**Goal:** Repeat the material exactly, every line of it.

------------------------------------------------------------------------

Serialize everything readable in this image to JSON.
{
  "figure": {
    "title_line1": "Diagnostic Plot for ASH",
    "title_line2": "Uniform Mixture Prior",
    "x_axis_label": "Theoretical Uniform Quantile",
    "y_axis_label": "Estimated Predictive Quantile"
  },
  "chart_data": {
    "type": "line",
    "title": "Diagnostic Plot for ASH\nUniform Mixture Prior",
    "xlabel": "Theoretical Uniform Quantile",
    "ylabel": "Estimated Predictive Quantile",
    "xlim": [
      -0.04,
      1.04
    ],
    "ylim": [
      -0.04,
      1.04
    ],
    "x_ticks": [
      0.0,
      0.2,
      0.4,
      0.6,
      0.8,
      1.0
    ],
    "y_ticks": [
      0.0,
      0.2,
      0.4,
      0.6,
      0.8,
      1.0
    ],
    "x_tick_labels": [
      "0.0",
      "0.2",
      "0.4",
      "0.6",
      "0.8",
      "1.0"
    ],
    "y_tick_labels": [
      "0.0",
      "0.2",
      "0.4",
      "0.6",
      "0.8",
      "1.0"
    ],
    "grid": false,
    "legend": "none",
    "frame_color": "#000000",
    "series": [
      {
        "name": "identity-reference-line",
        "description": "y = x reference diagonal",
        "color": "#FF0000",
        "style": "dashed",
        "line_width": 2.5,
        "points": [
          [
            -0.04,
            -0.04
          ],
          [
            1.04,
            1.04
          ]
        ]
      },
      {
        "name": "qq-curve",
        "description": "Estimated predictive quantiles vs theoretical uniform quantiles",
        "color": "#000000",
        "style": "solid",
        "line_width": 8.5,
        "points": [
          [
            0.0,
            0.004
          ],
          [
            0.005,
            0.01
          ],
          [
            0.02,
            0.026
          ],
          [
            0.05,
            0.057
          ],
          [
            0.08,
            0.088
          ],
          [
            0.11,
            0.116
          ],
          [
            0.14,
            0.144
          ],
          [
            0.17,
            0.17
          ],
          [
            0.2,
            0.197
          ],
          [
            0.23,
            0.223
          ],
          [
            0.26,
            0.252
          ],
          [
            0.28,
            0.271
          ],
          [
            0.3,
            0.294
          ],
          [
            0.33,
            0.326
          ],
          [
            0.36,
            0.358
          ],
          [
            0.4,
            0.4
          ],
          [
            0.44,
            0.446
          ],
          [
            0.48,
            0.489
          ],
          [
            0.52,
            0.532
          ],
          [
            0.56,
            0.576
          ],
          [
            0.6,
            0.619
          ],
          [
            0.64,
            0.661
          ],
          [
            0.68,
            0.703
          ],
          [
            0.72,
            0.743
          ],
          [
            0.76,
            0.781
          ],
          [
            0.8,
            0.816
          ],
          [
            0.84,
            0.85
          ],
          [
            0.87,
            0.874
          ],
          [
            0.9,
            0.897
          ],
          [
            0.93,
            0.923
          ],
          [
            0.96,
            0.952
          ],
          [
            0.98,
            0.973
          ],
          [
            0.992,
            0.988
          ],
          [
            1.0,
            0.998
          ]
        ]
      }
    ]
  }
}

------------------------------------------------------------------------

**Exercise answer:**
Serialize everything readable in this image to JSON.
{
  "figure": {
    "title_line1": "Diagnostic Plot for ASH",
    "title_line2": "Uniform Mixture Prior",
    "x_axis_label": "Theoretical Uniform Quantile",
    "y_axis_label": "Estimated Predictive Quantile"
  },
  "chart_data": {
    "type": "line",
    "title": "Diagnostic Plot for ASH\nUniform Mixture Prior",
    "xlabel": "Theoretical Uniform Quantile",
    "ylabel": "Estimated Predictive Quantile",
    "xlim": [
      -0.04,
      1.04
    ],
    "ylim": [
      -0.04,
      1.04
    ],
    "x_ticks": [
      0.0,
      0.2,
      0.4,
      0.6,
      0.8,
      1.0
    ],
    "y_ticks": [
      0.0,
      0.2,
      0.4,
      0.6,
      0.8,
      1.0
    ],
    "x_tick_labels": [
      "0.0",
      "0.2",
      "0.4",
      "0.6",
      "0.8",
      "1.0"
    ],
    "y_tick_labels": [
      "0.0",
      "0.2",
      "0.4",
      "0.6",
      "0.8",
      "1.0"
    ],
    "grid": false,
    "legend": "none",
    "frame_color": "#000000",
    "series": [
      {
        "name": "identity-reference-line",
        "description": "y = x reference diagonal",
        "color": "#FF0000",
        "style": "dashed",
        "line_width": 2.5,
        "points": [
          [
            -0.04,
            -0.04
          ],
          [
            1.04,
            1.04
          ]
        ]
      },
      {
        "name": "qq-curve",
        "description": "Estimated predictive quantiles vs theoretical uniform quantiles",
        "color": "#000000",
        "style": "solid",
        "line_width": 8.5,
        "points": [
          [
            0.0,
            0.004
          ],
          [
            0.005,
            0.01
          ],
          [
            0.02,
            0.026
          ],
          [
            0.05,
            0.057
          ],
          [
            0.08,
            0.088
          ],
          [
            0.11,
            0.116
          ],
          [
            0.14,
            0.144
          ],
          [
            0.17,
            0.17
          ],
          [
            0.2,
            0.197
          ],
          [
            0.23,
            0.223
          ],
          [
            0.26,
            0.252
          ],
          [
            0.28,
            0.271
          ],
          [
            0.3,
            0.294
          ],
          [
            0.33,
            0.326
          ],
          [
            0.36,
            0.358
          ],
          [
            0.4,
            0.4
          ],
          [
            0.44,
            0.446
          ],
          [
            0.48,
            0.489
          ],
          [
            0.52,
            0.532
          ],
          [
            0.56,
            0.576
          ],
          [
            0.6,
            0.619
          ],
          [
            0.64,
            0.661
          ],
          [
            0.68,
            0.703
          ],
          [
            0.72,
            0.743
          ],
          [
            0.76,
            0.781
          ],
          [
            0.8,
            0.816
          ],
          [
            0.84,
            0.85
          ],
          [
            0.87,
            0.874
          ],
          [
            0.9,
            0.897
          ],
          [
            0.93,
            0.923
          ],
          [
            0.96,
            0.952
          ],
          [
            0.98,
            0.973
          ],
          [
            0.992,
            0.988
          ],
          [
            1.0,
            0.998
          ]
        ]
      }
    ]
  }
}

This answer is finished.